### Data excerpts ###

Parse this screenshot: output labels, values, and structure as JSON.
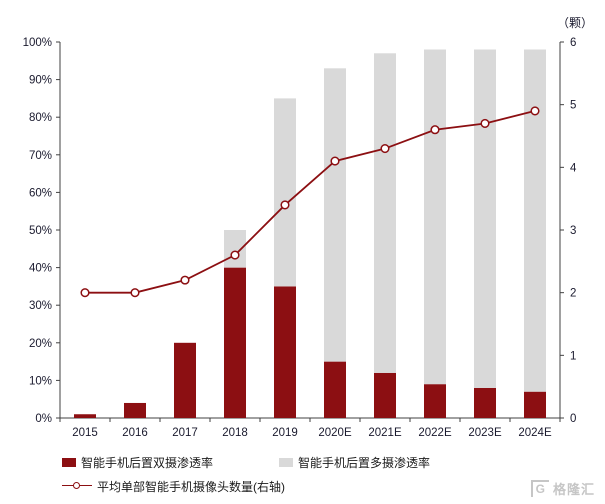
{
  "watermark": {
    "logo_text": "G",
    "brand": "格隆汇"
  },
  "chart_data": {
    "type": "bar+line",
    "subtype": "stacked-bars-with-right-axis-line",
    "title": "",
    "categories": [
      "2015",
      "2016",
      "2017",
      "2018",
      "2019",
      "2020E",
      "2021E",
      "2022E",
      "2023E",
      "2024E"
    ],
    "bar_series": [
      {
        "name": "智能手机后置双摄渗透率",
        "color": "#8C0F12",
        "values": [
          1,
          4,
          20,
          40,
          35,
          15,
          12,
          9,
          8,
          7
        ]
      },
      {
        "name": "智能手机后置多摄渗透率",
        "color": "#D9D9D9",
        "values": [
          0,
          0,
          0,
          10,
          50,
          78,
          85,
          89,
          90,
          91
        ]
      }
    ],
    "line_series": {
      "name": "平均单部智能手机摄像头数量(右轴)",
      "color": "#8C0F12",
      "axis": "right",
      "values": [
        2.0,
        2.0,
        2.2,
        2.6,
        3.4,
        4.1,
        4.3,
        4.6,
        4.7,
        4.9
      ]
    },
    "left_axis": {
      "min": 0,
      "max": 100,
      "step": 10,
      "format": "percent",
      "tick_labels": [
        "0%",
        "10%",
        "20%",
        "30%",
        "40%",
        "50%",
        "60%",
        "70%",
        "80%",
        "90%",
        "100%"
      ]
    },
    "right_axis": {
      "min": 0,
      "max": 6,
      "step": 1,
      "unit": "（颗）",
      "tick_labels": [
        "0",
        "1",
        "2",
        "3",
        "4",
        "5",
        "6"
      ]
    },
    "stacked": true,
    "grid": false,
    "legend_position": "bottom-left"
  }
}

###

- Aim -
Set down all the entries exactly as they appear, but skip any pictures.

- Result for this task -
Parse this screenshot: output labels, values, and structure as JSON.
{
  "watermark": {
    "logo_text": "G",
    "brand": "格隆汇"
  },
  "chart_data": {
    "type": "bar+line",
    "subtype": "stacked-bars-with-right-axis-line",
    "title": "",
    "categories": [
      "2015",
      "2016",
      "2017",
      "2018",
      "2019",
      "2020E",
      "2021E",
      "2022E",
      "2023E",
      "2024E"
    ],
    "bar_series": [
      {
        "name": "智能手机后置双摄渗透率",
        "color": "#8C0F12",
        "values": [
          1,
          4,
          20,
          40,
          35,
          15,
          12,
          9,
          8,
          7
        ]
      },
      {
        "name": "智能手机后置多摄渗透率",
        "color": "#D9D9D9",
        "values": [
          0,
          0,
          0,
          10,
          50,
          78,
          85,
          89,
          90,
          91
        ]
      }
    ],
    "line_series": {
      "name": "平均单部智能手机摄像头数量(右轴)",
      "color": "#8C0F12",
      "axis": "right",
      "values": [
        2.0,
        2.0,
        2.2,
        2.6,
        3.4,
        4.1,
        4.3,
        4.6,
        4.7,
        4.9
      ]
    },
    "left_axis": {
      "min": 0,
      "max": 100,
      "step": 10,
      "format": "percent",
      "tick_labels": [
        "0%",
        "10%",
        "20%",
        "30%",
        "40%",
        "50%",
        "60%",
        "70%",
        "80%",
        "90%",
        "100%"
      ]
    },
    "right_axis": {
      "min": 0,
      "max": 6,
      "step": 1,
      "unit": "（颗）",
      "tick_labels": [
        "0",
        "1",
        "2",
        "3",
        "4",
        "5",
        "6"
      ]
    },
    "stacked": true,
    "grid": false,
    "legend_position": "bottom-left"
  }
}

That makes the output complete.